*** Records to use Section Begins ***

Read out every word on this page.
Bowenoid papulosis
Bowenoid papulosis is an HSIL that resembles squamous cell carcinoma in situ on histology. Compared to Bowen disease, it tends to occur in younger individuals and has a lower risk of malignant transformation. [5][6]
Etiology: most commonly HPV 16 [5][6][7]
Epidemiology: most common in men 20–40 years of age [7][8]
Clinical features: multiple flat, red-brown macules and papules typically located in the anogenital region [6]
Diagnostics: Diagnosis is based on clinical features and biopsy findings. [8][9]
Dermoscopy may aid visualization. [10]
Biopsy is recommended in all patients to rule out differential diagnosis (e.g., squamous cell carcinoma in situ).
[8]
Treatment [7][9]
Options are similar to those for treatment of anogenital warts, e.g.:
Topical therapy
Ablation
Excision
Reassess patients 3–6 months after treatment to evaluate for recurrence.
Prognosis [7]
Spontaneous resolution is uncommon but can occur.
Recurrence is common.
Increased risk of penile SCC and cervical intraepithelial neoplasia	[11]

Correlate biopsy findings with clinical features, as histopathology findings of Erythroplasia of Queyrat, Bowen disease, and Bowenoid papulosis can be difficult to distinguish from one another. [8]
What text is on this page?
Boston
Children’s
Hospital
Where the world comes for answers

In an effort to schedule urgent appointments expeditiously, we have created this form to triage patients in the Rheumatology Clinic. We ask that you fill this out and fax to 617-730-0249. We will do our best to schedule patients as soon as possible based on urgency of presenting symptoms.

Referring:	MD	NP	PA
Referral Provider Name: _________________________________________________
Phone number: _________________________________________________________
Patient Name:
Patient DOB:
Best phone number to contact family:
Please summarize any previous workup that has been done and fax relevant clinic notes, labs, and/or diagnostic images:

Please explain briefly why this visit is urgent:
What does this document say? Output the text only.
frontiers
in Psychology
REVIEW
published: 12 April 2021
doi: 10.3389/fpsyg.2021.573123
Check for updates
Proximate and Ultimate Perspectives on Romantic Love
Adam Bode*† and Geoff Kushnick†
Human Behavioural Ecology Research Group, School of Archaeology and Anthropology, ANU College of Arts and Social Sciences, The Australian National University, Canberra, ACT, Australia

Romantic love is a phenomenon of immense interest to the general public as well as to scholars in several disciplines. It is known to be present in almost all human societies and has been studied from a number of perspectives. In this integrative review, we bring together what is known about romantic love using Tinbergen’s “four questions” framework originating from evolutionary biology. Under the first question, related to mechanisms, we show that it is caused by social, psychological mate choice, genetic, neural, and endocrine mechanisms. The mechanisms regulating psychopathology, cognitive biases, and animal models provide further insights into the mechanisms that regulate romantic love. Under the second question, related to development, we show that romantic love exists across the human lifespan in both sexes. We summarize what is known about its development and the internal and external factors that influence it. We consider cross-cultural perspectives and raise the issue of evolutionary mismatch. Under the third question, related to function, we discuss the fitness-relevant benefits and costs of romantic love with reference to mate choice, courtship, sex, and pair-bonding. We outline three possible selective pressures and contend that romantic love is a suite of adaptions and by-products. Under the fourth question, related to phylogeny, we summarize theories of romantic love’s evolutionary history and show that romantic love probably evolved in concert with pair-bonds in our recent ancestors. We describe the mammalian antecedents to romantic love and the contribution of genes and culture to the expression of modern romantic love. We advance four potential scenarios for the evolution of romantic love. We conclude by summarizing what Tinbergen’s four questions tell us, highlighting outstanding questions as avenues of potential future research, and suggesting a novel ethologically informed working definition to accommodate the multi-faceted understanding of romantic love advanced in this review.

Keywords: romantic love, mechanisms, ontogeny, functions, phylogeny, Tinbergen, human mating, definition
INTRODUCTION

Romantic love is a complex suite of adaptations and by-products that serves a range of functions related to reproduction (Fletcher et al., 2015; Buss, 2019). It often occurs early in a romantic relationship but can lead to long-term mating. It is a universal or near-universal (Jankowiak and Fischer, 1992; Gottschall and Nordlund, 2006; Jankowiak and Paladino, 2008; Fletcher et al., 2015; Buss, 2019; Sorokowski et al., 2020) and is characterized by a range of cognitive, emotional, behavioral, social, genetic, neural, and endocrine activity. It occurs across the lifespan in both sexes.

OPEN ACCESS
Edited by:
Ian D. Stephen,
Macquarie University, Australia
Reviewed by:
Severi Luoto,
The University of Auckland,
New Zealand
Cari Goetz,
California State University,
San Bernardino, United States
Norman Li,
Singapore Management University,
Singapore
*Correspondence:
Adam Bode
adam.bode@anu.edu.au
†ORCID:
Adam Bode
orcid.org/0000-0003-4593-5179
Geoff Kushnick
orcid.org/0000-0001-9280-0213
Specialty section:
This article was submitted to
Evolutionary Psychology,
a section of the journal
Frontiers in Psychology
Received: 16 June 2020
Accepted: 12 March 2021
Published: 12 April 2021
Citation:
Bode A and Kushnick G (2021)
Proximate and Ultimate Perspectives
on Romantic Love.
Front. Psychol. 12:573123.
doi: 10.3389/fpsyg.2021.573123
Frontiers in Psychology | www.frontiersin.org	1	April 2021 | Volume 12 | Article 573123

*** Records to use Section Ends ***

• What the exercise asks: Recopy the records without any alteration.

• Exercise output:
Read out every word on this page.
Bowenoid papulosis
Bowenoid papulosis is an HSIL that resembles squamous cell carcinoma in situ on histology. Compared to Bowen disease, it tends to occur in younger individuals and has a lower risk of malignant transformation. [5][6]
Etiology: most commonly HPV 16 [5][6][7]
Epidemiology: most common in men 20–40 years of age [7][8]
Clinical features: multiple flat, red-brown macules and papules typically located in the anogenital region [6]
Diagnostics: Diagnosis is based on clinical features and biopsy findings. [8][9]
Dermoscopy may aid visualization. [10]
Biopsy is recommended in all patients to rule out differential diagnosis (e.g., squamous cell carcinoma in situ).
[8]
Treatment [7][9]
Options are similar to those for treatment of anogenital warts, e.g.:
Topical therapy
Ablation
Excision
Reassess patients 3–6 months after treatment to evaluate for recurrence.
Prognosis [7]
Spontaneous resolution is uncommon but can occur.
Recurrence is common.
Increased risk of penile SCC and cervical intraepithelial neoplasia	[11]

Correlate biopsy findings with clinical features, as histopathology findings of Erythroplasia of Queyrat, Bowen disease, and Bowenoid papulosis can be difficult to distinguish from one another. [8]
What text is on this page?
Boston
Children’s
Hospital
Where the world comes for answers

In an effort to schedule urgent appointments expeditiously, we have created this form to triage patients in the Rheumatology Clinic. We ask that you fill this out and fax to 617-730-0249. We will do our best to schedule patients as soon as possible based on urgency of presenting symptoms.

Referring:	MD	NP	PA
Referral Provider Name: _________________________________________________
Phone number: _________________________________________________________
Patient Name:
Patient DOB:
Best phone number to contact family:
Please summarize any previous workup that has been done and fax relevant clinic notes, labs, and/or diagnostic images:

Please explain briefly why this visit is urgent:
What does this document say? Output the text only.
frontiers
in Psychology
REVIEW
published: 12 April 2021
doi: 10.3389/fpsyg.2021.573123
Check for updates
Proximate and Ultimate Perspectives on Romantic Love
Adam Bode*† and Geoff Kushnick†
Human Behavioural Ecology Research Group, School of Archaeology and Anthropology, ANU College of Arts and Social Sciences, The Australian National University, Canberra, ACT, Australia

Romantic love is a phenomenon of immense interest to the general public as well as to scholars in several disciplines. It is known to be present in almost all human societies and has been studied from a number of perspectives. In this integrative review, we bring together what is known about romantic love using Tinbergen’s “four questions” framework originating from evolutionary biology. Under the first question, related to mechanisms, we show that it is caused by social, psychological mate choice, genetic, neural, and endocrine mechanisms. The mechanisms regulating psychopathology, cognitive biases, and animal models provide further insights into the mechanisms that regulate romantic love. Under the second question, related to development, we show that romantic love exists across the human lifespan in both sexes. We summarize what is known about its development and the internal and external factors that influence it. We consider cross-cultural perspectives and raise the issue of evolutionary mismatch. Under the third question, related to function, we discuss the fitness-relevant benefits and costs of romantic love with reference to mate choice, courtship, sex, and pair-bonding. We outline three possible selective pressures and contend that romantic love is a suite of adaptions and by-products. Under the fourth question, related to phylogeny, we summarize theories of romantic love’s evolutionary history and show that romantic love probably evolved in concert with pair-bonds in our recent ancestors. We describe the mammalian antecedents to romantic love and the contribution of genes and culture to the expression of modern romantic love. We advance four potential scenarios for the evolution of romantic love. We conclude by summarizing what Tinbergen’s four questions tell us, highlighting outstanding questions as avenues of potential future research, and suggesting a novel ethologically informed working definition to accommodate the multi-faceted understanding of romantic love advanced in this review.

Keywords: romantic love, mechanisms, ontogeny, functions, phylogeny, Tinbergen, human mating, definition
INTRODUCTION

Romantic love is a complex suite of adaptations and by-products that serves a range of functions related to reproduction (Fletcher et al., 2015; Buss, 2019). It often occurs early in a romantic relationship but can lead to long-term mating. It is a universal or near-universal (Jankowiak and Fischer, 1992; Gottschall and Nordlund, 2006; Jankowiak and Paladino, 2008; Fletcher et al., 2015; Buss, 2019; Sorokowski et al., 2020) and is characterized by a range of cognitive, emotional, behavioral, social, genetic, neural, and endocrine activity. It occurs across the lifespan in both sexes.

OPEN ACCESS
Edited by:
Ian D. Stephen,
Macquarie University, Australia
Reviewed by:
Severi Luoto,
The University of Auckland,
New Zealand
Cari Goetz,
California State University,
San Bernardino, United States
Norman Li,
Singapore Management University,
Singapore
*Correspondence:
Adam Bode
adam.bode@anu.edu.au
†ORCID:
Adam Bode
orcid.org/0000-0003-4593-5179
Geoff Kushnick
orcid.org/0000-0001-9280-0213
Specialty section:
This article was submitted to
Evolutionary Psychology,
a section of the journal
Frontiers in Psychology
Received: 16 June 2020
Accepted: 12 March 2021
Published: 12 April 2021
Citation:
Bode A and Kushnick G (2021)
Proximate and Ultimate Perspectives
on Romantic Love.
Front. Psychol. 12:573123.
doi: 10.3389/fpsyg.2021.573123
Frontiers in Psychology | www.frontiersin.org	1	April 2021 | Volume 12 | Article 573123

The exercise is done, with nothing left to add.